### EXERCISE PROMPT
Gather up all lines that carry the word "screenshot".

Dataset excerpt
:::
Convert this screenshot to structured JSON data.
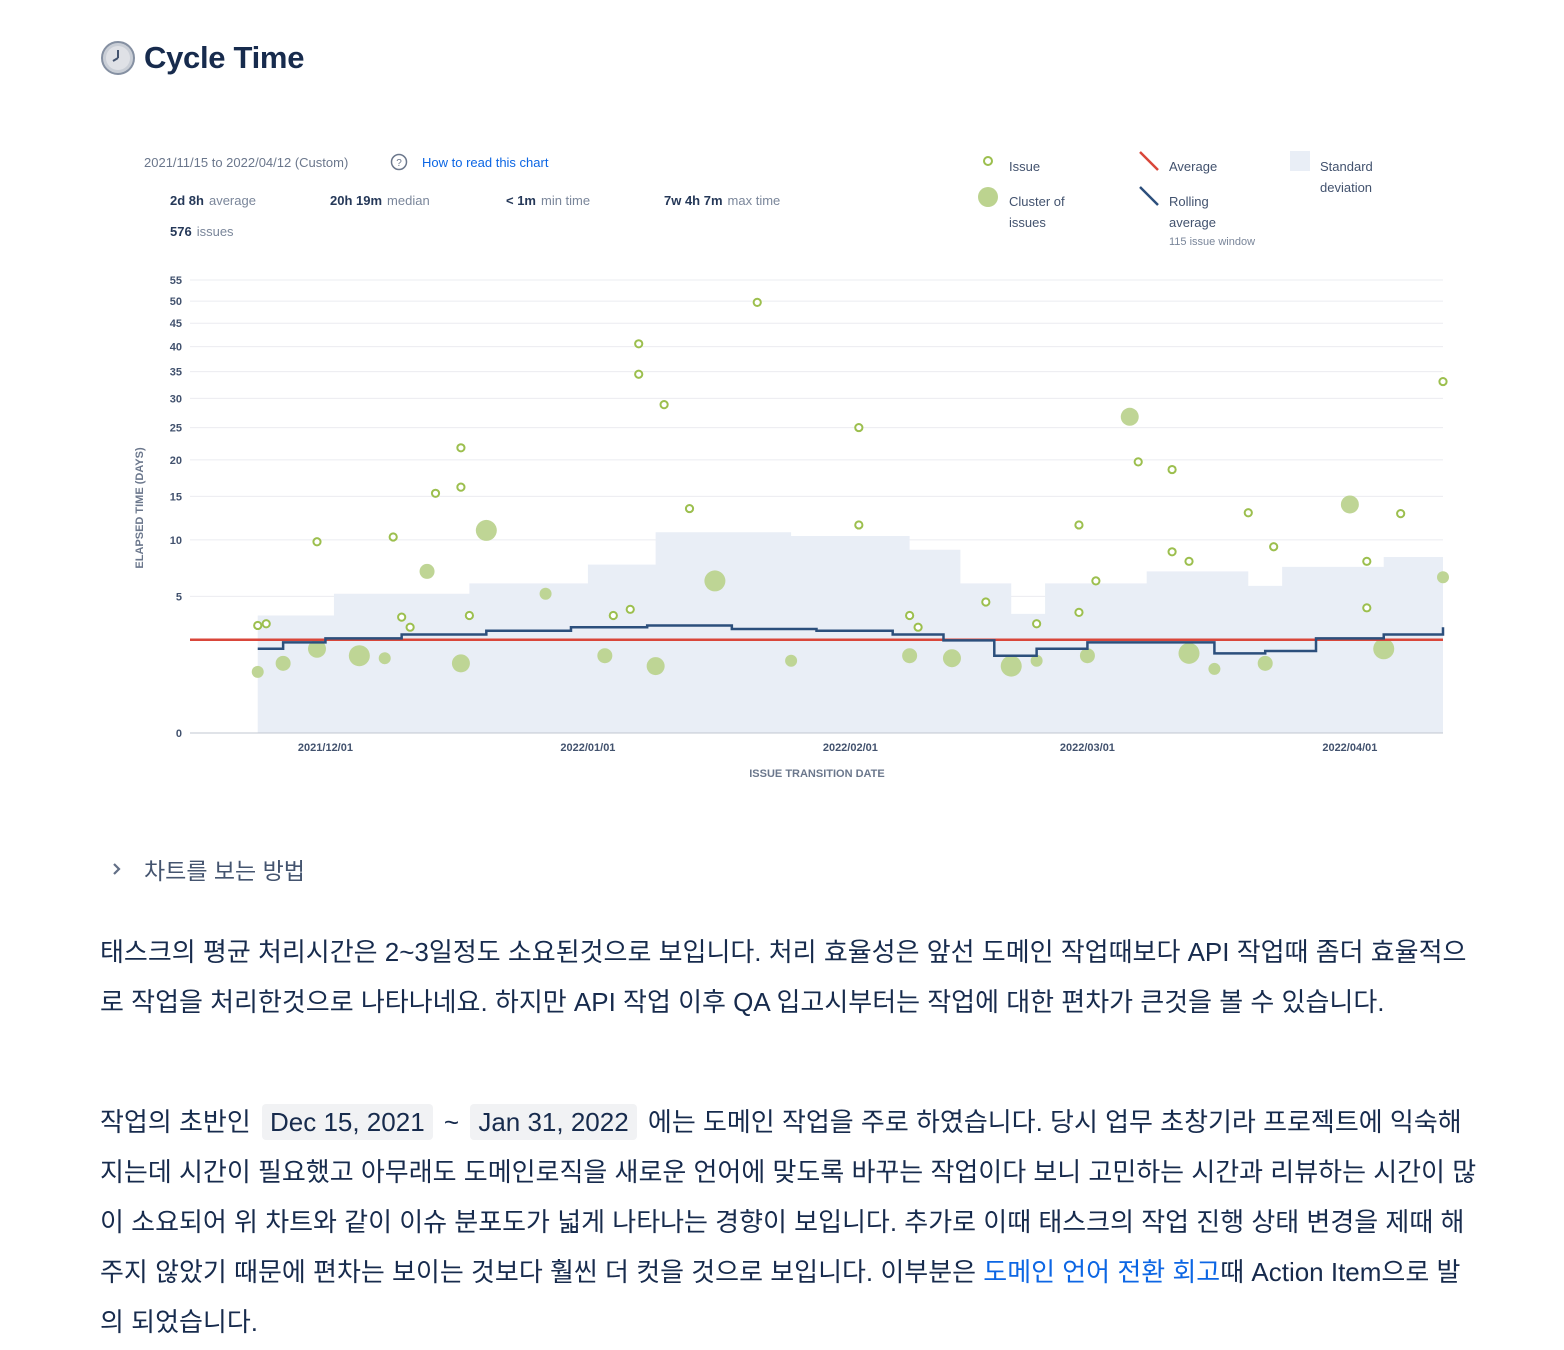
{
  "heading": {
    "title": "Cycle Time",
    "icon": "clock-icon"
  },
  "chart_header": {
    "range": "2021/11/15 to 2022/04/12 (Custom)",
    "help_link": "How to read this chart",
    "stats": [
      {
        "value": "2d 8h",
        "label": "average"
      },
      {
        "value": "20h 19m",
        "label": "median"
      },
      {
        "value": "< 1m",
        "label": "min time"
      },
      {
        "value": "7w 4h 7m",
        "label": "max time"
      }
    ],
    "issues_count": {
      "value": "576",
      "label": "issues"
    }
  },
  "legend": {
    "issue": "Issue",
    "cluster_line1": "Cluster of",
    "cluster_line2": "issues",
    "average": "Average",
    "rolling_line1": "Rolling",
    "rolling_line2": "average",
    "rolling_window": "115 issue window",
    "std_line1": "Standard",
    "std_line2": "deviation"
  },
  "colors": {
    "issue": "#9cbf4e",
    "average": "#d9463a",
    "rolling": "#2c4f7c",
    "std_dev": "#e9eef6"
  },
  "chart_data": {
    "type": "scatter",
    "title": "",
    "xlabel": "ISSUE TRANSITION DATE",
    "ylabel": "ELAPSED TIME (DAYS)",
    "xlim": [
      "2021-11-15",
      "2022-04-12"
    ],
    "x_ticks": [
      "2021/12/01",
      "2022/01/01",
      "2022/02/01",
      "2022/03/01",
      "2022/04/01"
    ],
    "y_ticks": [
      0,
      5,
      10,
      15,
      20,
      25,
      30,
      35,
      40,
      45,
      50,
      55
    ],
    "y_scale": "sqrt",
    "grid": true,
    "legend_position": "top-right",
    "average": 2.33,
    "issues": [
      {
        "x": "2021-11-23",
        "y": 3.1
      },
      {
        "x": "2021-11-24",
        "y": 3.2
      },
      {
        "x": "2021-11-30",
        "y": 9.8
      },
      {
        "x": "2021-12-09",
        "y": 10.3
      },
      {
        "x": "2021-12-10",
        "y": 3.6
      },
      {
        "x": "2021-12-11",
        "y": 3.0
      },
      {
        "x": "2021-12-14",
        "y": 15.4
      },
      {
        "x": "2021-12-17",
        "y": 21.8
      },
      {
        "x": "2021-12-17",
        "y": 16.2
      },
      {
        "x": "2021-12-18",
        "y": 3.7
      },
      {
        "x": "2022-01-04",
        "y": 3.7
      },
      {
        "x": "2022-01-06",
        "y": 4.1
      },
      {
        "x": "2022-01-07",
        "y": 40.6
      },
      {
        "x": "2022-01-07",
        "y": 34.5
      },
      {
        "x": "2022-01-10",
        "y": 28.9
      },
      {
        "x": "2022-01-13",
        "y": 13.5
      },
      {
        "x": "2022-01-21",
        "y": 49.7
      },
      {
        "x": "2022-02-02",
        "y": 25.0
      },
      {
        "x": "2022-02-02",
        "y": 11.6
      },
      {
        "x": "2022-02-08",
        "y": 3.7
      },
      {
        "x": "2022-02-09",
        "y": 3.0
      },
      {
        "x": "2022-02-17",
        "y": 4.6
      },
      {
        "x": "2022-02-23",
        "y": 3.2
      },
      {
        "x": "2022-02-28",
        "y": 11.6
      },
      {
        "x": "2022-02-28",
        "y": 3.9
      },
      {
        "x": "2022-03-02",
        "y": 6.2
      },
      {
        "x": "2022-03-07",
        "y": 19.7
      },
      {
        "x": "2022-03-11",
        "y": 18.6
      },
      {
        "x": "2022-03-11",
        "y": 8.8
      },
      {
        "x": "2022-03-13",
        "y": 7.9
      },
      {
        "x": "2022-03-20",
        "y": 13.0
      },
      {
        "x": "2022-03-23",
        "y": 9.3
      },
      {
        "x": "2022-04-03",
        "y": 7.9
      },
      {
        "x": "2022-04-03",
        "y": 4.2
      },
      {
        "x": "2022-04-07",
        "y": 12.9
      },
      {
        "x": "2022-04-12",
        "y": 33.1
      }
    ],
    "clusters": [
      {
        "x": "2021-11-23",
        "y": 1.0
      },
      {
        "x": "2021-11-26",
        "y": 1.3
      },
      {
        "x": "2021-11-30",
        "y": 1.9
      },
      {
        "x": "2021-12-05",
        "y": 1.6
      },
      {
        "x": "2021-12-08",
        "y": 1.5
      },
      {
        "x": "2021-12-13",
        "y": 7.0
      },
      {
        "x": "2021-12-17",
        "y": 1.3
      },
      {
        "x": "2021-12-20",
        "y": 11.0
      },
      {
        "x": "2021-12-27",
        "y": 5.2
      },
      {
        "x": "2022-01-03",
        "y": 1.6
      },
      {
        "x": "2022-01-09",
        "y": 1.2
      },
      {
        "x": "2022-01-16",
        "y": 6.2
      },
      {
        "x": "2022-01-25",
        "y": 1.4
      },
      {
        "x": "2022-02-08",
        "y": 1.6
      },
      {
        "x": "2022-02-13",
        "y": 1.5
      },
      {
        "x": "2022-02-20",
        "y": 1.2
      },
      {
        "x": "2022-02-23",
        "y": 1.4
      },
      {
        "x": "2022-03-01",
        "y": 1.6
      },
      {
        "x": "2022-03-06",
        "y": 26.8
      },
      {
        "x": "2022-03-13",
        "y": 1.7
      },
      {
        "x": "2022-03-16",
        "y": 1.1
      },
      {
        "x": "2022-03-22",
        "y": 1.3
      },
      {
        "x": "2022-04-01",
        "y": 14.0
      },
      {
        "x": "2022-04-05",
        "y": 1.9
      },
      {
        "x": "2022-04-12",
        "y": 6.5
      }
    ],
    "rolling_average": [
      {
        "x": "2021-11-23",
        "y": 1.9
      },
      {
        "x": "2021-11-26",
        "y": 2.2
      },
      {
        "x": "2021-12-01",
        "y": 2.4
      },
      {
        "x": "2021-12-10",
        "y": 2.6
      },
      {
        "x": "2021-12-20",
        "y": 2.8
      },
      {
        "x": "2021-12-30",
        "y": 3.0
      },
      {
        "x": "2022-01-08",
        "y": 3.1
      },
      {
        "x": "2022-01-18",
        "y": 2.9
      },
      {
        "x": "2022-01-28",
        "y": 2.8
      },
      {
        "x": "2022-02-06",
        "y": 2.6
      },
      {
        "x": "2022-02-12",
        "y": 2.3
      },
      {
        "x": "2022-02-18",
        "y": 1.6
      },
      {
        "x": "2022-02-23",
        "y": 1.9
      },
      {
        "x": "2022-03-01",
        "y": 2.2
      },
      {
        "x": "2022-03-10",
        "y": 2.2
      },
      {
        "x": "2022-03-16",
        "y": 1.7
      },
      {
        "x": "2022-03-22",
        "y": 1.8
      },
      {
        "x": "2022-03-28",
        "y": 2.4
      },
      {
        "x": "2022-04-05",
        "y": 2.6
      },
      {
        "x": "2022-04-12",
        "y": 3.0
      }
    ],
    "std_upper": [
      {
        "x": "2021-11-23",
        "y": 3.7
      },
      {
        "x": "2021-12-02",
        "y": 5.2
      },
      {
        "x": "2021-12-18",
        "y": 6.0
      },
      {
        "x": "2022-01-01",
        "y": 7.6
      },
      {
        "x": "2022-01-09",
        "y": 10.8
      },
      {
        "x": "2022-01-25",
        "y": 10.4
      },
      {
        "x": "2022-02-08",
        "y": 9.0
      },
      {
        "x": "2022-02-14",
        "y": 6.0
      },
      {
        "x": "2022-02-20",
        "y": 3.8
      },
      {
        "x": "2022-02-24",
        "y": 6.0
      },
      {
        "x": "2022-03-08",
        "y": 7.0
      },
      {
        "x": "2022-03-20",
        "y": 5.8
      },
      {
        "x": "2022-03-24",
        "y": 7.4
      },
      {
        "x": "2022-04-05",
        "y": 8.3
      },
      {
        "x": "2022-04-12",
        "y": 8.6
      }
    ]
  },
  "expand": {
    "label": "차트를 보는 방법"
  },
  "para1": {
    "text": "태스크의 평균 처리시간은 2~3일정도 소요된것으로 보입니다. 처리 효율성은 앞선 도메인 작업때보다 API 작업때 좀더 효율적으로 작업을 처리한것으로 나타나네요. 하지만 API 작업 이후 QA 입고시부터는 작업에 대한 편차가 큰것을 볼 수 있습니다."
  },
  "para2": {
    "lead": "작업의 초반인",
    "date_start": "Dec 15, 2021",
    "tilde": "~",
    "date_end": "Jan 31, 2022",
    "body": "에는 도메인 작업을 주로 하였습니다. 당시 업무 초창기라 프로젝트에 익숙해지는데 시간이 필요했고 아무래도 도메인로직을 새로운 언어에 맞도록 바꾸는 작업이다 보니 고민하는 시간과 리뷰하는 시간이 많이 소요되어 위 차트와 같이 이슈 분포도가 넓게 나타나는 경향이 보입니다. 추가로 이때 태스크의 작업 진행 상태 변경을 제때 해주지 않았기 때문에 편차는 보이는 것보다 훨씬 더 컷을 것으로 보입니다. 이부분은",
    "link": "도메인 언어 전환 회고",
    "tail": "때 Action Item으로 발의 되었습니다."
  }
}
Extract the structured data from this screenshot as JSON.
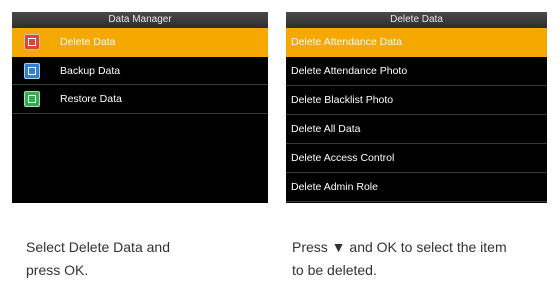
{
  "left_screen": {
    "title": "Data Manager",
    "items": [
      {
        "label": "Delete Data",
        "icon": "delete-data-icon",
        "icon_color": "#e0452f",
        "selected": true
      },
      {
        "label": "Backup Data",
        "icon": "backup-data-icon",
        "icon_color": "#2f7fd6",
        "selected": false
      },
      {
        "label": "Restore Data",
        "icon": "restore-data-icon",
        "icon_color": "#2fae4f",
        "selected": false
      }
    ]
  },
  "right_screen": {
    "title": "Delete Data",
    "items": [
      {
        "label": "Delete Attendance Data",
        "selected": true
      },
      {
        "label": "Delete Attendance Photo",
        "selected": false
      },
      {
        "label": "Delete Blacklist Photo",
        "selected": false
      },
      {
        "label": "Delete All Data",
        "selected": false
      },
      {
        "label": "Delete Access Control",
        "selected": false
      },
      {
        "label": "Delete Admin Role",
        "selected": false
      }
    ]
  },
  "captions": {
    "left": [
      "Select Delete Data and",
      "press OK."
    ],
    "right": [
      "Press ▼ and OK to select the item",
      "to be deleted."
    ]
  },
  "colors": {
    "highlight": "#f5a800",
    "screen_bg": "#000000"
  }
}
:::
### RESPONSE
Convert this screenshot to structured JSON data.
Extract the structured data from this screenshot as JSON.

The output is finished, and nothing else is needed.